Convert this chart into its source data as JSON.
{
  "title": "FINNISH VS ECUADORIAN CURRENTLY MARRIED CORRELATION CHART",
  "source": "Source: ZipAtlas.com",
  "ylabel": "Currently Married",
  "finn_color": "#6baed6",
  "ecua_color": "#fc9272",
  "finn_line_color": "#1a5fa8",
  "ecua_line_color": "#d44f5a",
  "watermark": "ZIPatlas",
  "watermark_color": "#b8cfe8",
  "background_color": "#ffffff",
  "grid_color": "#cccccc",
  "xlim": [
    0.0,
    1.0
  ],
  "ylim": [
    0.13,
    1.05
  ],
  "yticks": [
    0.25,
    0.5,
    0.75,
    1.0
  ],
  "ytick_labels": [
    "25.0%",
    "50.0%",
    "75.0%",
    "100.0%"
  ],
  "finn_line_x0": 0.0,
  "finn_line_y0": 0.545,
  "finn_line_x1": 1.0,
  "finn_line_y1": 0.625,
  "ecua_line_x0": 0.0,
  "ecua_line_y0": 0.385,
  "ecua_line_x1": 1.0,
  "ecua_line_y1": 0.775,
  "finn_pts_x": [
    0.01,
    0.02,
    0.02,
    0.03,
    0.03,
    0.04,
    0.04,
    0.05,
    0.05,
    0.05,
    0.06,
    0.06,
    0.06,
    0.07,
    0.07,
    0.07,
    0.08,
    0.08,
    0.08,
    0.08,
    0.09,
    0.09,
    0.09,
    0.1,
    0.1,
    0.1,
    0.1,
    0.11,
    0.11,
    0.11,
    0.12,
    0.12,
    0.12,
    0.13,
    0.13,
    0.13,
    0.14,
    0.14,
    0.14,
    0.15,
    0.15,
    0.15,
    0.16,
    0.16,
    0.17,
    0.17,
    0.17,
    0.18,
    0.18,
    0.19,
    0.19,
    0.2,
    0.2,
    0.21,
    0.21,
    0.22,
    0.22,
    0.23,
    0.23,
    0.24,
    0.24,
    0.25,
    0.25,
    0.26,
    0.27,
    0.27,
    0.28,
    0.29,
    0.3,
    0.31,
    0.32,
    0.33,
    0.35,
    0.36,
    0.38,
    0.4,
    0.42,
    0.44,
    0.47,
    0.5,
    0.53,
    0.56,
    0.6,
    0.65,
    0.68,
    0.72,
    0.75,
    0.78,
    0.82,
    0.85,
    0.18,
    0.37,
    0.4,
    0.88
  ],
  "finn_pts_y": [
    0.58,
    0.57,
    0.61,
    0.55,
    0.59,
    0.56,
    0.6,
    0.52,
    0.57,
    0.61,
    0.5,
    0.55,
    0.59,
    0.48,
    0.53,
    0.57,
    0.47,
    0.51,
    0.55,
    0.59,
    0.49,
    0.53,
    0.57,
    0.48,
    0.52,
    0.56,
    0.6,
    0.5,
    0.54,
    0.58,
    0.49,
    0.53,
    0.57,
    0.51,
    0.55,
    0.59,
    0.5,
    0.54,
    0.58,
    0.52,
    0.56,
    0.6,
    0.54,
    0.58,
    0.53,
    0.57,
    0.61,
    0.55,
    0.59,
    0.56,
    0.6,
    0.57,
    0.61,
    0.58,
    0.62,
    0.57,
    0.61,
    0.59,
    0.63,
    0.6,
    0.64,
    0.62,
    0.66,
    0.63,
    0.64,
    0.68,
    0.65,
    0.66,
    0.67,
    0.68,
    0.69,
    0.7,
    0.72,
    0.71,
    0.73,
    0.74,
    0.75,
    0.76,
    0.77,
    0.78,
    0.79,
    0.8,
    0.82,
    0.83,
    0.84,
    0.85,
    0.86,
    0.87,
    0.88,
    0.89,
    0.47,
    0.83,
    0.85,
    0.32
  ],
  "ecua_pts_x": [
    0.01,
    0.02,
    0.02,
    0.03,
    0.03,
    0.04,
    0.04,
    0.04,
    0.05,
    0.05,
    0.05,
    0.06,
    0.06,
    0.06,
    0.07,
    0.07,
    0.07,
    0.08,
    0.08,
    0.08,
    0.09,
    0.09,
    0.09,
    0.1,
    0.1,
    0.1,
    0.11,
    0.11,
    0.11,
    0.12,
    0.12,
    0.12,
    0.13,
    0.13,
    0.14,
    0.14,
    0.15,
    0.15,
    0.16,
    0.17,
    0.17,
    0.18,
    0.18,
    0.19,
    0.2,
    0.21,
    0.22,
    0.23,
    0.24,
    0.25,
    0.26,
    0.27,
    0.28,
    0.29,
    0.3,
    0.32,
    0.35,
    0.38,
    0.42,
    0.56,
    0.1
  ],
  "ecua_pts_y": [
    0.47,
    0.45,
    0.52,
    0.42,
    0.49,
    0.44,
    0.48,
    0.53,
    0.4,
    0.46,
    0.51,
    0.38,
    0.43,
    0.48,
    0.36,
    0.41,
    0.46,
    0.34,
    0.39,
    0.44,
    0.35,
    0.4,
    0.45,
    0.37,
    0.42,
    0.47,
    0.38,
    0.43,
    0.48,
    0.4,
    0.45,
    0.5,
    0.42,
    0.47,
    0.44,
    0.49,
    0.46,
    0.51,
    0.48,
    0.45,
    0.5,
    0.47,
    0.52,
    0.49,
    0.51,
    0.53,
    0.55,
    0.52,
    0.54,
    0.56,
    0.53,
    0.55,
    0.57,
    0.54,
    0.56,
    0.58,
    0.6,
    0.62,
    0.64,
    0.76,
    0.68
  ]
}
....
*PROMPT:* Write out every entry exactly as given.

*THE RESULT:*
Convert this chart into its source data as JSON.
{
  "title": "FINNISH VS ECUADORIAN CURRENTLY MARRIED CORRELATION CHART",
  "source": "Source: ZipAtlas.com",
  "ylabel": "Currently Married",
  "finn_color": "#6baed6",
  "ecua_color": "#fc9272",
  "finn_line_color": "#1a5fa8",
  "ecua_line_color": "#d44f5a",
  "watermark": "ZIPatlas",
  "watermark_color": "#b8cfe8",
  "background_color": "#ffffff",
  "grid_color": "#cccccc",
  "xlim": [
    0.0,
    1.0
  ],
  "ylim": [
    0.13,
    1.05
  ],
  "yticks": [
    0.25,
    0.5,
    0.75,
    1.0
  ],
  "ytick_labels": [
    "25.0%",
    "50.0%",
    "75.0%",
    "100.0%"
  ],
  "finn_line_x0": 0.0,
  "finn_line_y0": 0.545,
  "finn_line_x1": 1.0,
  "finn_line_y1": 0.625,
  "ecua_line_x0": 0.0,
  "ecua_line_y0": 0.385,
  "ecua_line_x1": 1.0,
  "ecua_line_y1": 0.775,
  "finn_pts_x": [
    0.01,
    0.02,
    0.02,
    0.03,
    0.03,
    0.04,
    0.04,
    0.05,
    0.05,
    0.05,
    0.06,
    0.06,
    0.06,
    0.07,
    0.07,
    0.07,
    0.08,
    0.08,
    0.08,
    0.08,
    0.09,
    0.09,
    0.09,
    0.1,
    0.1,
    0.1,
    0.1,
    0.11,
    0.11,
    0.11,
    0.12,
    0.12,
    0.12,
    0.13,
    0.13,
    0.13,
    0.14,
    0.14,
    0.14,
    0.15,
    0.15,
    0.15,
    0.16,
    0.16,
    0.17,
    0.17,
    0.17,
    0.18,
    0.18,
    0.19,
    0.19,
    0.2,
    0.2,
    0.21,
    0.21,
    0.22,
    0.22,
    0.23,
    0.23,
    0.24,
    0.24,
    0.25,
    0.25,
    0.26,
    0.27,
    0.27,
    0.28,
    0.29,
    0.3,
    0.31,
    0.32,
    0.33,
    0.35,
    0.36,
    0.38,
    0.4,
    0.42,
    0.44,
    0.47,
    0.5,
    0.53,
    0.56,
    0.6,
    0.65,
    0.68,
    0.72,
    0.75,
    0.78,
    0.82,
    0.85,
    0.18,
    0.37,
    0.4,
    0.88
  ],
  "finn_pts_y": [
    0.58,
    0.57,
    0.61,
    0.55,
    0.59,
    0.56,
    0.6,
    0.52,
    0.57,
    0.61,
    0.5,
    0.55,
    0.59,
    0.48,
    0.53,
    0.57,
    0.47,
    0.51,
    0.55,
    0.59,
    0.49,
    0.53,
    0.57,
    0.48,
    0.52,
    0.56,
    0.6,
    0.5,
    0.54,
    0.58,
    0.49,
    0.53,
    0.57,
    0.51,
    0.55,
    0.59,
    0.5,
    0.54,
    0.58,
    0.52,
    0.56,
    0.6,
    0.54,
    0.58,
    0.53,
    0.57,
    0.61,
    0.55,
    0.59,
    0.56,
    0.6,
    0.57,
    0.61,
    0.58,
    0.62,
    0.57,
    0.61,
    0.59,
    0.63,
    0.6,
    0.64,
    0.62,
    0.66,
    0.63,
    0.64,
    0.68,
    0.65,
    0.66,
    0.67,
    0.68,
    0.69,
    0.7,
    0.72,
    0.71,
    0.73,
    0.74,
    0.75,
    0.76,
    0.77,
    0.78,
    0.79,
    0.8,
    0.82,
    0.83,
    0.84,
    0.85,
    0.86,
    0.87,
    0.88,
    0.89,
    0.47,
    0.83,
    0.85,
    0.32
  ],
  "ecua_pts_x": [
    0.01,
    0.02,
    0.02,
    0.03,
    0.03,
    0.04,
    0.04,
    0.04,
    0.05,
    0.05,
    0.05,
    0.06,
    0.06,
    0.06,
    0.07,
    0.07,
    0.07,
    0.08,
    0.08,
    0.08,
    0.09,
    0.09,
    0.09,
    0.1,
    0.1,
    0.1,
    0.11,
    0.11,
    0.11,
    0.12,
    0.12,
    0.12,
    0.13,
    0.13,
    0.14,
    0.14,
    0.15,
    0.15,
    0.16,
    0.17,
    0.17,
    0.18,
    0.18,
    0.19,
    0.2,
    0.21,
    0.22,
    0.23,
    0.24,
    0.25,
    0.26,
    0.27,
    0.28,
    0.29,
    0.3,
    0.32,
    0.35,
    0.38,
    0.42,
    0.56,
    0.1
  ],
  "ecua_pts_y": [
    0.47,
    0.45,
    0.52,
    0.42,
    0.49,
    0.44,
    0.48,
    0.53,
    0.4,
    0.46,
    0.51,
    0.38,
    0.43,
    0.48,
    0.36,
    0.41,
    0.46,
    0.34,
    0.39,
    0.44,
    0.35,
    0.4,
    0.45,
    0.37,
    0.42,
    0.47,
    0.38,
    0.43,
    0.48,
    0.4,
    0.45,
    0.5,
    0.42,
    0.47,
    0.44,
    0.49,
    0.46,
    0.51,
    0.48,
    0.45,
    0.5,
    0.47,
    0.52,
    0.49,
    0.51,
    0.53,
    0.55,
    0.52,
    0.54,
    0.56,
    0.53,
    0.55,
    0.57,
    0.54,
    0.56,
    0.58,
    0.6,
    0.62,
    0.64,
    0.76,
    0.68
  ]
}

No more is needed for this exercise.